▶ Instructions for the task
Show all lines holding "Profile".

▶ Provided information
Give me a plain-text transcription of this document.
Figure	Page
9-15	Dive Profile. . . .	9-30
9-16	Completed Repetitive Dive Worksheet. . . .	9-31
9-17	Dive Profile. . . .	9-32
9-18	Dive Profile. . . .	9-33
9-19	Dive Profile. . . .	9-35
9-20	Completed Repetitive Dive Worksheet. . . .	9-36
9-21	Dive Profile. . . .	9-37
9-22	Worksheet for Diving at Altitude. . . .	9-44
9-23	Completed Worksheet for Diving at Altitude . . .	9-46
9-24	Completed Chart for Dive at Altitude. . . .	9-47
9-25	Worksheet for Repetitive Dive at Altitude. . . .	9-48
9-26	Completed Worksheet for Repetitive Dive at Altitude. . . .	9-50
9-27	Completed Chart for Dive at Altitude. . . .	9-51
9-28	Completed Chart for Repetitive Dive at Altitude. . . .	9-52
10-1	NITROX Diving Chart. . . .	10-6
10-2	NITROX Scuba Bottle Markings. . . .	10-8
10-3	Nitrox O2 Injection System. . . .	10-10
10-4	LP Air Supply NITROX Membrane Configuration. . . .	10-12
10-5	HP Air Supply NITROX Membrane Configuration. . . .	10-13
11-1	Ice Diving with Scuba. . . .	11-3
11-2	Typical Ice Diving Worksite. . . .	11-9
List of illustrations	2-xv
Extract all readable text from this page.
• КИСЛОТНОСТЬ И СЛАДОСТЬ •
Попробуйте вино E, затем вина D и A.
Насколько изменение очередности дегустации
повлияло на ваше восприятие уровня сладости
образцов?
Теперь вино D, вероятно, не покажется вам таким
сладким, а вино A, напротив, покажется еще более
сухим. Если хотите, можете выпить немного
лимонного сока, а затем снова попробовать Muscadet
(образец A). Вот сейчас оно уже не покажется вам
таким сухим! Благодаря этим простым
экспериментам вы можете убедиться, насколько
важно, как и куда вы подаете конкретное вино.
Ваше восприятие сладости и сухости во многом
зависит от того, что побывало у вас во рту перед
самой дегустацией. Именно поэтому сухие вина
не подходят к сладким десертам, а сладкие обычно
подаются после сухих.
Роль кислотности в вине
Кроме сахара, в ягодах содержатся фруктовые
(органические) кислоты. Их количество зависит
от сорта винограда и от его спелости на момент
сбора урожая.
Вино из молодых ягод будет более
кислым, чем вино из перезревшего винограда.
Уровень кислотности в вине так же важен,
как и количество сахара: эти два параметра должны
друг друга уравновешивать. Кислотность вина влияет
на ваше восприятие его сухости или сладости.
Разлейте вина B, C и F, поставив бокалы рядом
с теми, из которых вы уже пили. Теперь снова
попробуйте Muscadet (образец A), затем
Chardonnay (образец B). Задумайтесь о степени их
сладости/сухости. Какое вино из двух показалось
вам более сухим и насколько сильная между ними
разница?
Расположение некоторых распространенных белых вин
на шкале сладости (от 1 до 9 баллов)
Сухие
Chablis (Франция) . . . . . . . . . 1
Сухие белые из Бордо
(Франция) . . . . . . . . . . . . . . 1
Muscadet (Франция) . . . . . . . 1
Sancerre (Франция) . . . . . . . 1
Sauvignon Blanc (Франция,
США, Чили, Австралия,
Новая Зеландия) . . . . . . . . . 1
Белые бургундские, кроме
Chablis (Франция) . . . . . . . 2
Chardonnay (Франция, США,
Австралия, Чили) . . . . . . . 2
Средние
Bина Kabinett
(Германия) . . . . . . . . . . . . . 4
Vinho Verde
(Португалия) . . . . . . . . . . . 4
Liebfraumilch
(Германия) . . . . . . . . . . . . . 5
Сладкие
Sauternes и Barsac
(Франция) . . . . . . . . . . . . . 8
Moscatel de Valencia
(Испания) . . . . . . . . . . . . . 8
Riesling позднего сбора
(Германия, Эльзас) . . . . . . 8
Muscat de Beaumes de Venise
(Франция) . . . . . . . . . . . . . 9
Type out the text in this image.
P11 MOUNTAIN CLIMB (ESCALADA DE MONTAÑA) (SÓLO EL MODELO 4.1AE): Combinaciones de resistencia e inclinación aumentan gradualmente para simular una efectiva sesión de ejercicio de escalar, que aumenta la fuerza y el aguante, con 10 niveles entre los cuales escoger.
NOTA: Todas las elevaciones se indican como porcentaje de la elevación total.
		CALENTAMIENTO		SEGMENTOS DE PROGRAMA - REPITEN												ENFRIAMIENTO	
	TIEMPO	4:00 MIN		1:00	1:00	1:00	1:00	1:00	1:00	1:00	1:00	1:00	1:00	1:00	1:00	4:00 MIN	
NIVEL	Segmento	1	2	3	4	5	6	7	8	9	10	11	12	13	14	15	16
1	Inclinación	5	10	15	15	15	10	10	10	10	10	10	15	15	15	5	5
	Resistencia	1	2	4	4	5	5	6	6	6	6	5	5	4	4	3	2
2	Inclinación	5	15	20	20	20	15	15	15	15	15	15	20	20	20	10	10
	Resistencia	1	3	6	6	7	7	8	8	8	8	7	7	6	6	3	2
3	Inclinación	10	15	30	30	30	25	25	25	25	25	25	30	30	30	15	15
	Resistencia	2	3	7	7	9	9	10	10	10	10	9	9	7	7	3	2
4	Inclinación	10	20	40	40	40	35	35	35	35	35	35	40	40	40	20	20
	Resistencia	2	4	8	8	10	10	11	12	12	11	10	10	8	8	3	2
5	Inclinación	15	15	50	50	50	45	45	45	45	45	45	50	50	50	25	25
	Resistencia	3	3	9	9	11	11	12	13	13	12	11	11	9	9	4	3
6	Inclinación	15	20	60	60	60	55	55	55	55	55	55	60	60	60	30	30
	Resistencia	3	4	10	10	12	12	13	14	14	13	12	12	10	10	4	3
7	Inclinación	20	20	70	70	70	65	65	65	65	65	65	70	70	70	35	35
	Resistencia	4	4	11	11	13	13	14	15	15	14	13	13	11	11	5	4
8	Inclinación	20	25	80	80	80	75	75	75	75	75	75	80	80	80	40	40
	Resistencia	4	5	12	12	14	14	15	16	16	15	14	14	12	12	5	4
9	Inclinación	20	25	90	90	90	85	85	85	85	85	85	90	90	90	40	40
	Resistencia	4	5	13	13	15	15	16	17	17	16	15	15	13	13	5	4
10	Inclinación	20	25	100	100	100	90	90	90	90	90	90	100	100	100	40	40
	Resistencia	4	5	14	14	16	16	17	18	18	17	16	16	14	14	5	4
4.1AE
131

▶ Written response
9-15	Dive Profile. . . .	9-30
9-17	Dive Profile. . . .	9-32
9-18	Dive Profile. . . .	9-33
9-19	Dive Profile. . . .	9-35
9-21	Dive Profile. . . .	9-37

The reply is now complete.